> **WORK INSTRUCTIONS**: Retype the records that come next, word for word.

> **INFORMATION SUPPLIED**:
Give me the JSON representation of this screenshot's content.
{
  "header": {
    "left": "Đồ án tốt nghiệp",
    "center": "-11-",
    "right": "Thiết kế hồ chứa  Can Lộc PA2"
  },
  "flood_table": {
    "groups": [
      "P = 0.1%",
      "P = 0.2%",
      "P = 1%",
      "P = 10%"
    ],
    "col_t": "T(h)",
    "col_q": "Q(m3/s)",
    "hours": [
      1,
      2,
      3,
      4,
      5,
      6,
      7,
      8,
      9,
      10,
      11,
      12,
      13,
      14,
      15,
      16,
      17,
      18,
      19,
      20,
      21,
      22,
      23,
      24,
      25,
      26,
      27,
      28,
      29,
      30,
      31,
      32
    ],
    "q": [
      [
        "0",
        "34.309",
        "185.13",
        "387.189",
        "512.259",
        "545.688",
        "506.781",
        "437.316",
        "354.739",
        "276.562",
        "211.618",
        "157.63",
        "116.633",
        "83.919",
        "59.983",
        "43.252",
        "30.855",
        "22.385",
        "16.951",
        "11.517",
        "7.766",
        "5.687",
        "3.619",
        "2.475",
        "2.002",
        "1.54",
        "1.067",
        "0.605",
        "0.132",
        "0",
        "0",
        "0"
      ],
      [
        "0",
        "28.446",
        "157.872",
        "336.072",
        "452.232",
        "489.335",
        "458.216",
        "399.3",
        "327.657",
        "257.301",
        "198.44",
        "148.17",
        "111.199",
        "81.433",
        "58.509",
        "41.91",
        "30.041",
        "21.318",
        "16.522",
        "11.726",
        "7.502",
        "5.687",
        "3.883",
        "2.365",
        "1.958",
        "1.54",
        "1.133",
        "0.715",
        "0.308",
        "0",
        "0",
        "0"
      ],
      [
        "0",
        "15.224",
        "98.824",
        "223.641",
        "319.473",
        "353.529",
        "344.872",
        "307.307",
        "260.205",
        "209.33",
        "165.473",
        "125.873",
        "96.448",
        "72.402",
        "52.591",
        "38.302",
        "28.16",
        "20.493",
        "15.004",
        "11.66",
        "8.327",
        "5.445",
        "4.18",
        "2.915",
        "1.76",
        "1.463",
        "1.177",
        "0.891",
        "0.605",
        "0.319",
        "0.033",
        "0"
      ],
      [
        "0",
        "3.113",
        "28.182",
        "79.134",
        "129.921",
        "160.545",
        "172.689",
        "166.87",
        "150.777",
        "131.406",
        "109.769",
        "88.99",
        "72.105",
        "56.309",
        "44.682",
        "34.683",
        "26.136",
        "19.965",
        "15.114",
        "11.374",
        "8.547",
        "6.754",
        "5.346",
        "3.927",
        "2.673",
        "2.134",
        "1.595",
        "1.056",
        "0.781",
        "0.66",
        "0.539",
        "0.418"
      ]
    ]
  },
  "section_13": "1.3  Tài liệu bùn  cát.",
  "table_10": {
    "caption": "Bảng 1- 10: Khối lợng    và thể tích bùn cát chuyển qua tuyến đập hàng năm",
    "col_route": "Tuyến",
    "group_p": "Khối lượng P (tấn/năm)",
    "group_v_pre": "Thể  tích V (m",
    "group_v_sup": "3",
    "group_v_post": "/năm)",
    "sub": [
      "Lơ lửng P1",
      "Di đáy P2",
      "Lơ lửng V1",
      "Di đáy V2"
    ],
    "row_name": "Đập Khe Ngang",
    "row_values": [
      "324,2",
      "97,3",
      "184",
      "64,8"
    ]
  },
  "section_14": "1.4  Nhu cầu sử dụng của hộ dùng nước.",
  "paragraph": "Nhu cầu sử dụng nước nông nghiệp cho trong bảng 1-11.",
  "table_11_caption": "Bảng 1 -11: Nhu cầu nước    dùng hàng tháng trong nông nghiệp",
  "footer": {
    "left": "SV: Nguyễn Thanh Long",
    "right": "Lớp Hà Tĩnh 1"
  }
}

> **ANSWER TO THE PROBLEM**:
Give me the JSON representation of this screenshot's content.
{
  "header": {
    "left": "Đồ án tốt nghiệp",
    "center": "-11-",
    "right": "Thiết kế hồ chứa  Can Lộc PA2"
  },
  "flood_table": {
    "groups": [
      "P = 0.1%",
      "P = 0.2%",
      "P = 1%",
      "P = 10%"
    ],
    "col_t": "T(h)",
    "col_q": "Q(m3/s)",
    "hours": [
      1,
      2,
      3,
      4,
      5,
      6,
      7,
      8,
      9,
      10,
      11,
      12,
      13,
      14,
      15,
      16,
      17,
      18,
      19,
      20,
      21,
      22,
      23,
      24,
      25,
      26,
      27,
      28,
      29,
      30,
      31,
      32
    ],
    "q": [
      [
        "0",
        "34.309",
        "185.13",
        "387.189",
        "512.259",
        "545.688",
        "506.781",
        "437.316",
        "354.739",
        "276.562",
        "211.618",
        "157.63",
        "116.633",
        "83.919",
        "59.983",
        "43.252",
        "30.855",
        "22.385",
        "16.951",
        "11.517",
        "7.766",
        "5.687",
        "3.619",
        "2.475",
        "2.002",
        "1.54",
        "1.067",
        "0.605",
        "0.132",
        "0",
        "0",
        "0"
      ],
      [
        "0",
        "28.446",
        "157.872",
        "336.072",
        "452.232",
        "489.335",
        "458.216",
        "399.3",
        "327.657",
        "257.301",
        "198.44",
        "148.17",
        "111.199",
        "81.433",
        "58.509",
        "41.91",
        "30.041",
        "21.318",
        "16.522",
        "11.726",
        "7.502",
        "5.687",
        "3.883",
        "2.365",
        "1.958",
        "1.54",
        "1.133",
        "0.715",
        "0.308",
        "0",
        "0",
        "0"
      ],
      [
        "0",
        "15.224",
        "98.824",
        "223.641",
        "319.473",
        "353.529",
        "344.872",
        "307.307",
        "260.205",
        "209.33",
        "165.473",
        "125.873",
        "96.448",
        "72.402",
        "52.591",
        "38.302",
        "28.16",
        "20.493",
        "15.004",
        "11.66",
        "8.327",
        "5.445",
        "4.18",
        "2.915",
        "1.76",
        "1.463",
        "1.177",
        "0.891",
        "0.605",
        "0.319",
        "0.033",
        "0"
      ],
      [
        "0",
        "3.113",
        "28.182",
        "79.134",
        "129.921",
        "160.545",
        "172.689",
        "166.87",
        "150.777",
        "131.406",
        "109.769",
        "88.99",
        "72.105",
        "56.309",
        "44.682",
        "34.683",
        "26.136",
        "19.965",
        "15.114",
        "11.374",
        "8.547",
        "6.754",
        "5.346",
        "3.927",
        "2.673",
        "2.134",
        "1.595",
        "1.056",
        "0.781",
        "0.66",
        "0.539",
        "0.418"
      ]
    ]
  },
  "section_13": "1.3  Tài liệu bùn  cát.",
  "table_10": {
    "caption": "Bảng 1- 10: Khối lợng    và thể tích bùn cát chuyển qua tuyến đập hàng năm",
    "col_route": "Tuyến",
    "group_p": "Khối lượng P (tấn/năm)",
    "group_v_pre": "Thể  tích V (m",
    "group_v_sup": "3",
    "group_v_post": "/năm)",
    "sub": [
      "Lơ lửng P1",
      "Di đáy P2",
      "Lơ lửng V1",
      "Di đáy V2"
    ],
    "row_name": "Đập Khe Ngang",
    "row_values": [
      "324,2",
      "97,3",
      "184",
      "64,8"
    ]
  },
  "section_14": "1.4  Nhu cầu sử dụng của hộ dùng nước.",
  "paragraph": "Nhu cầu sử dụng nước nông nghiệp cho trong bảng 1-11.",
  "table_11_caption": "Bảng 1 -11: Nhu cầu nước    dùng hàng tháng trong nông nghiệp",
  "footer": {
    "left": "SV: Nguyễn Thanh Long",
    "right": "Lớp Hà Tĩnh 1"
  }
}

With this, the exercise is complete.